Task requirements:
Count how many lines contain the word "discussions". Respond with the number alone.

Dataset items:
========

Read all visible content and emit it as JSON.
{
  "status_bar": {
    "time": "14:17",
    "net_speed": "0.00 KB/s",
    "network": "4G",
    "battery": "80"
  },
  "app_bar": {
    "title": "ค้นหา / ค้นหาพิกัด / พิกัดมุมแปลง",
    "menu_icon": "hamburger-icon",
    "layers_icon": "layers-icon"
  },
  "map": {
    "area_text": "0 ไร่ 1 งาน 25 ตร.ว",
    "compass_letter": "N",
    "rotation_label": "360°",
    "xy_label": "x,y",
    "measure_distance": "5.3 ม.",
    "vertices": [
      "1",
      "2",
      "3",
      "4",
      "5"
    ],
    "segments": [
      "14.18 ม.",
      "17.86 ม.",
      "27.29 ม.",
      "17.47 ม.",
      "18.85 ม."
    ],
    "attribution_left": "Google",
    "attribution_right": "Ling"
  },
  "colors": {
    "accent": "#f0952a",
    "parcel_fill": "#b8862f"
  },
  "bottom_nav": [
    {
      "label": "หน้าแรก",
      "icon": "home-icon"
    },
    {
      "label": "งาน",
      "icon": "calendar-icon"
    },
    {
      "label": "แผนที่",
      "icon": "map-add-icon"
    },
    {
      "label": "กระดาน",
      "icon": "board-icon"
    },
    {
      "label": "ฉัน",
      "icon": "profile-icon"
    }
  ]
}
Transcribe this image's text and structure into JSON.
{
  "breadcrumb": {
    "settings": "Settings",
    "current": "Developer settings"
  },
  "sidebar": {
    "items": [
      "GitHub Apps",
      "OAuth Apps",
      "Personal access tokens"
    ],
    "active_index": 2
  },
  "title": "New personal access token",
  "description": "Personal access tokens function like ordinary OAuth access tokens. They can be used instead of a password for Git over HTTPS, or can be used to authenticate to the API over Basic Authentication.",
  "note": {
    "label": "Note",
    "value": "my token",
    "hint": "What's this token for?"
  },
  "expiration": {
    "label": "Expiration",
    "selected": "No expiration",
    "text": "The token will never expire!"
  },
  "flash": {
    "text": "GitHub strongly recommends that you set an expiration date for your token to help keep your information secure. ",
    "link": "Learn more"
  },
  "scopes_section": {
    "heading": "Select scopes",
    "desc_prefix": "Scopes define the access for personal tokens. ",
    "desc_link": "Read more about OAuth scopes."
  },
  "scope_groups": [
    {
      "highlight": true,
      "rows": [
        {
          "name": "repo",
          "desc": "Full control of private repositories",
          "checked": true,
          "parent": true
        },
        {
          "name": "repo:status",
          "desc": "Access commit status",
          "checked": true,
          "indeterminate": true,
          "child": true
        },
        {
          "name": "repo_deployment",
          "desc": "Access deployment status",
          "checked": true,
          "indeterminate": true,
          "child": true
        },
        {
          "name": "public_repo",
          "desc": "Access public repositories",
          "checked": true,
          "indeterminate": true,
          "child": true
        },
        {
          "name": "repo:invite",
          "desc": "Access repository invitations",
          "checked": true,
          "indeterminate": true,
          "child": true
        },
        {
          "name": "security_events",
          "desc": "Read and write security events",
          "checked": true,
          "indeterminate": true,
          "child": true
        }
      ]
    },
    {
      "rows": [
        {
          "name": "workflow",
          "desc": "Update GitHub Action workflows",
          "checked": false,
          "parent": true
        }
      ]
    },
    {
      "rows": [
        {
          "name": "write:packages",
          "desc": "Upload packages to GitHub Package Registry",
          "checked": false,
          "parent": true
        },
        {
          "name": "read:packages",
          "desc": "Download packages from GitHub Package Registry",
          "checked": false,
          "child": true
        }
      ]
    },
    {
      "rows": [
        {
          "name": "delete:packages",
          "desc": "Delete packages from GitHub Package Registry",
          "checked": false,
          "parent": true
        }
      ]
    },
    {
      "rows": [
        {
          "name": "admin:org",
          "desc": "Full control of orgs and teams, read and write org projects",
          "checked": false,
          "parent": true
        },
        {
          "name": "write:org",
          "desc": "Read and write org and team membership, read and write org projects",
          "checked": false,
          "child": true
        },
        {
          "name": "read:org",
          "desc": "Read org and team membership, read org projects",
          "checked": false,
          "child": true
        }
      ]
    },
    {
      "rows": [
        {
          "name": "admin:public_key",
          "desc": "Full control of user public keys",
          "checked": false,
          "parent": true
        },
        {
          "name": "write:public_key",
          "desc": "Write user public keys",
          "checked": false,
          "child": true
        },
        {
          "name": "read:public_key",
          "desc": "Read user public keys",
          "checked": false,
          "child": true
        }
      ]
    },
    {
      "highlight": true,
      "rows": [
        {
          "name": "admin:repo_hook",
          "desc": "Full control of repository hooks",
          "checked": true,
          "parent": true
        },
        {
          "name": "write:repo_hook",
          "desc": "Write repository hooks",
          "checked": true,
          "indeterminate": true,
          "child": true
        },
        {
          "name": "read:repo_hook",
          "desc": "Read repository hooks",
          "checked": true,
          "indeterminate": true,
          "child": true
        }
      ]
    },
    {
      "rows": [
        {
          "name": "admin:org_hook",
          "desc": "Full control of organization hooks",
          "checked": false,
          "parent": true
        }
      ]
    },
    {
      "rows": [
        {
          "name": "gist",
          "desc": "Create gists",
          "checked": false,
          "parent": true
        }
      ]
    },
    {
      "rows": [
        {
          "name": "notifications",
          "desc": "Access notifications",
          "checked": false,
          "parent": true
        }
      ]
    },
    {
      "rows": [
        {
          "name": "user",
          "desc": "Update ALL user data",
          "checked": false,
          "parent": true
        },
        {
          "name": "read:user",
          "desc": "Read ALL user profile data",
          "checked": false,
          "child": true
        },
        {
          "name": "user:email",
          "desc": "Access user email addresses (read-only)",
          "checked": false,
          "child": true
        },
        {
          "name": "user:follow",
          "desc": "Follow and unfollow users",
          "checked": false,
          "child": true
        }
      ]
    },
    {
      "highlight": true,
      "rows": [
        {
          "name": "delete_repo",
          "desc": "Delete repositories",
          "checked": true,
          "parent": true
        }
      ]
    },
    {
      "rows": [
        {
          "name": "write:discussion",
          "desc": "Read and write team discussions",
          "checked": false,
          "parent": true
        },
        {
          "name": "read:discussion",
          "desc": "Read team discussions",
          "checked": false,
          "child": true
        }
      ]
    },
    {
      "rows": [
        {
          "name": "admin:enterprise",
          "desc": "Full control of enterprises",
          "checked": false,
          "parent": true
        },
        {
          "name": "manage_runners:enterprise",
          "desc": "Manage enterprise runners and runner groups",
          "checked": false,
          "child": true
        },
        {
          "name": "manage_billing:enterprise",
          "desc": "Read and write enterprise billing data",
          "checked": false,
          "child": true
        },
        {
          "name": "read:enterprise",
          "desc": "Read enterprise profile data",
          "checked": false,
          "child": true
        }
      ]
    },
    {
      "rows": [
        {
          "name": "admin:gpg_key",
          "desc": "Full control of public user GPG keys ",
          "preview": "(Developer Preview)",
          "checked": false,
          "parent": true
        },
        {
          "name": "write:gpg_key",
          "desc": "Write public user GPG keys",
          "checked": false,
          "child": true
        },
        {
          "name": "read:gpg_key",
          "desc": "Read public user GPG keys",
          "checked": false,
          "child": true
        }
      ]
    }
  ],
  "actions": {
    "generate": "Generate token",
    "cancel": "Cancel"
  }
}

========

Output:
2